▶ _Exercise aim_
Filter the records below and copy every line containing the word "борьбе".

=====

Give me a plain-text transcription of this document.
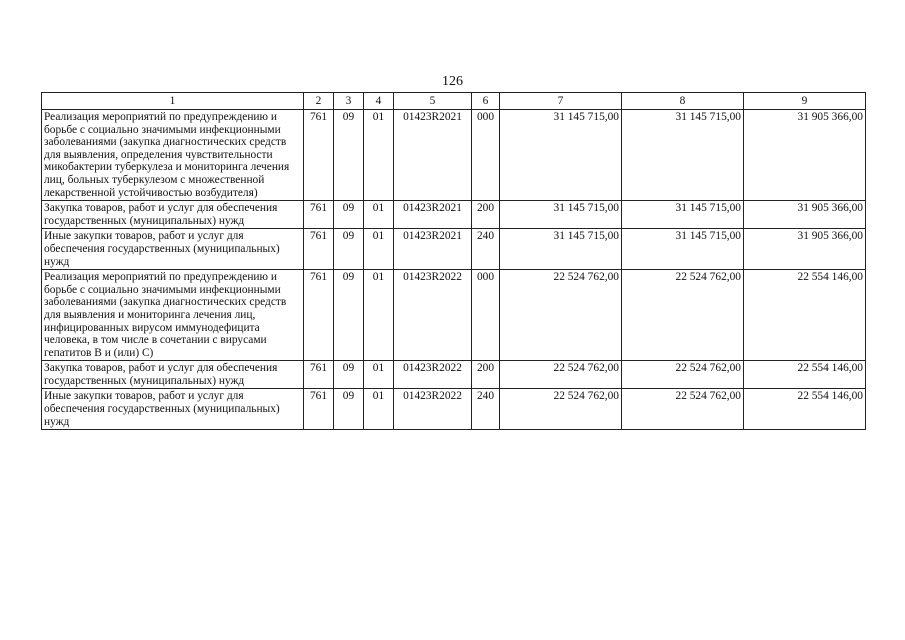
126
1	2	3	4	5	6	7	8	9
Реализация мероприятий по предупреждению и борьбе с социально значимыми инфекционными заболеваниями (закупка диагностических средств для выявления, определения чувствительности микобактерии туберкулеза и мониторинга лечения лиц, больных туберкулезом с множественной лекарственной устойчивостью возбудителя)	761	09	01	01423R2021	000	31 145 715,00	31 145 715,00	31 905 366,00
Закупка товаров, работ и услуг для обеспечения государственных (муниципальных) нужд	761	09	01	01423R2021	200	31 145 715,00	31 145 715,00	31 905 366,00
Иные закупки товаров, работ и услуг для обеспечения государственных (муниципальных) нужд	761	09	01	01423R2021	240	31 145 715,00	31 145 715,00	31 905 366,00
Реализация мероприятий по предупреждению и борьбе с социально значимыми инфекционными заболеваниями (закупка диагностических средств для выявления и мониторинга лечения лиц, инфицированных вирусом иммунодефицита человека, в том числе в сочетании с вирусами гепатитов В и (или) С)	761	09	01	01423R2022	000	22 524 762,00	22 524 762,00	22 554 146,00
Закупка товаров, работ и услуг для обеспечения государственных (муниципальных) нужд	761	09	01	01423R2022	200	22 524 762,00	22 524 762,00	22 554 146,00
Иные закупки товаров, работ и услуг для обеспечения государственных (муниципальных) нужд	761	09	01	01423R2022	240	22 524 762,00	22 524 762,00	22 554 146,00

=====

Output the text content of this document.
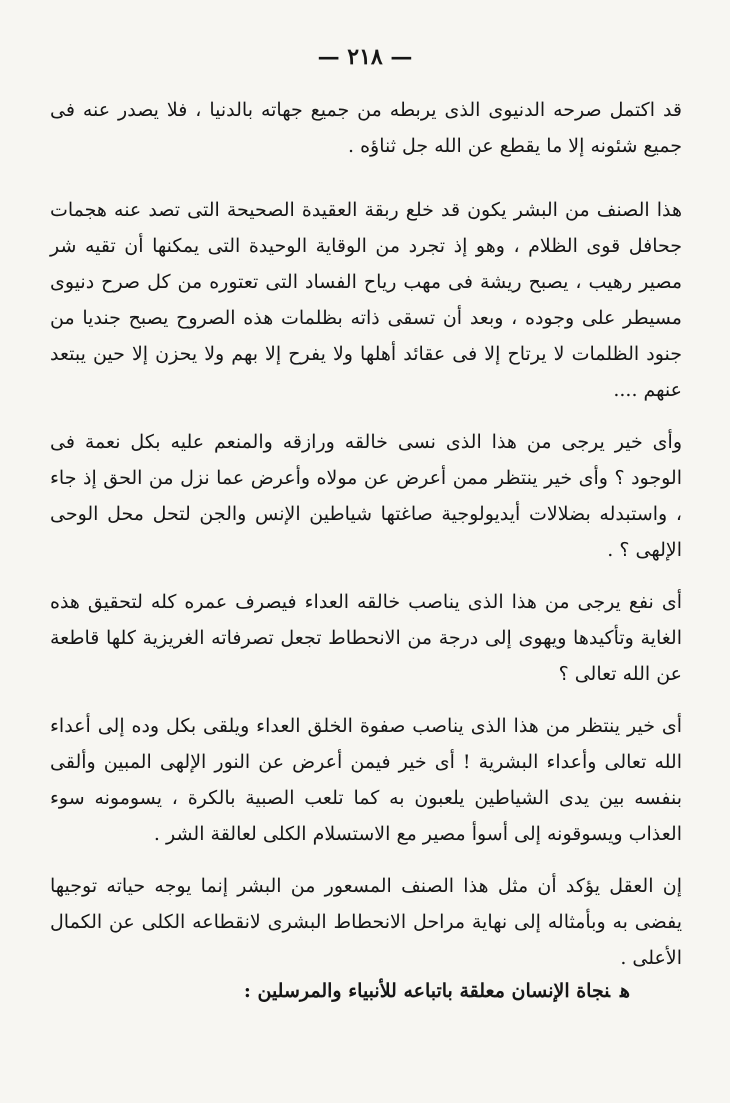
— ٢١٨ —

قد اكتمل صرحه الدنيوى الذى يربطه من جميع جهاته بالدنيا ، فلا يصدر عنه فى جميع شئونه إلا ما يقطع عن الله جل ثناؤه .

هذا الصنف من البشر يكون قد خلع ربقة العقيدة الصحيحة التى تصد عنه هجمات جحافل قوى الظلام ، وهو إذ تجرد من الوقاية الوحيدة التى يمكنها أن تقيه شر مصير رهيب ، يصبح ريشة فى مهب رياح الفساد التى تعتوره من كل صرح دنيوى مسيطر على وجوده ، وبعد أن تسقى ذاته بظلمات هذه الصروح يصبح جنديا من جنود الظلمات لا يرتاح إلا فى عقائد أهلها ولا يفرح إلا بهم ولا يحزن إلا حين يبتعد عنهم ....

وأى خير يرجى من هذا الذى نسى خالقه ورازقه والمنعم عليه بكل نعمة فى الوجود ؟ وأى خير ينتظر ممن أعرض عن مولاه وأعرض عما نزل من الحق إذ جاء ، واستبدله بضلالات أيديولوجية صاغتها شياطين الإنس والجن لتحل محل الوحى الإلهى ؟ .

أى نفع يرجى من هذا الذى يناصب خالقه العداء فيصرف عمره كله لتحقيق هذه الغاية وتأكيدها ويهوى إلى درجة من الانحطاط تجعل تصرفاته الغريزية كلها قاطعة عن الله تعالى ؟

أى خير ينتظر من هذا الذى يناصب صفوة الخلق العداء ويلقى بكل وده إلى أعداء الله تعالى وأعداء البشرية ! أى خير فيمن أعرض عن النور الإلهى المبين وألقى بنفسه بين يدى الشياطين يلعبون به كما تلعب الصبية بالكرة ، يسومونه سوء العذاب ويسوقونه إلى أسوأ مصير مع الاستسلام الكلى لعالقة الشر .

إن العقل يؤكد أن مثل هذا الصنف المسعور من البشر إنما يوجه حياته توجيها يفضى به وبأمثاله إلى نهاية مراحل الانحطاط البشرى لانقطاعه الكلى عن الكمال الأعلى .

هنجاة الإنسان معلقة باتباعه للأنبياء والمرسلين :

=====

▶ _Result of the exercise_
Реализация мероприятий по предупреждению и борьбе с социально значимыми инфекционными заболеваниями (закупка диагностических средств для выявления, определения чувствительности микобактерии туберкулеза и мониторинга лечения лиц, больных туберкулезом с множественной лекарственной устойчивостью возбудителя)	761	09	01	01423R2021	000	31 145 715,00	31 145 715,00	31 905 366,00
Реализация мероприятий по предупреждению и борьбе с социально значимыми инфекционными заболеваниями (закупка диагностических средств для выявления и мониторинга лечения лиц, инфицированных вирусом иммунодефицита человека, в том числе в сочетании с вирусами гепатитов В и (или) С)	761	09	01	01423R2022	000	22 524 762,00	22 524 762,00	22 554 146,00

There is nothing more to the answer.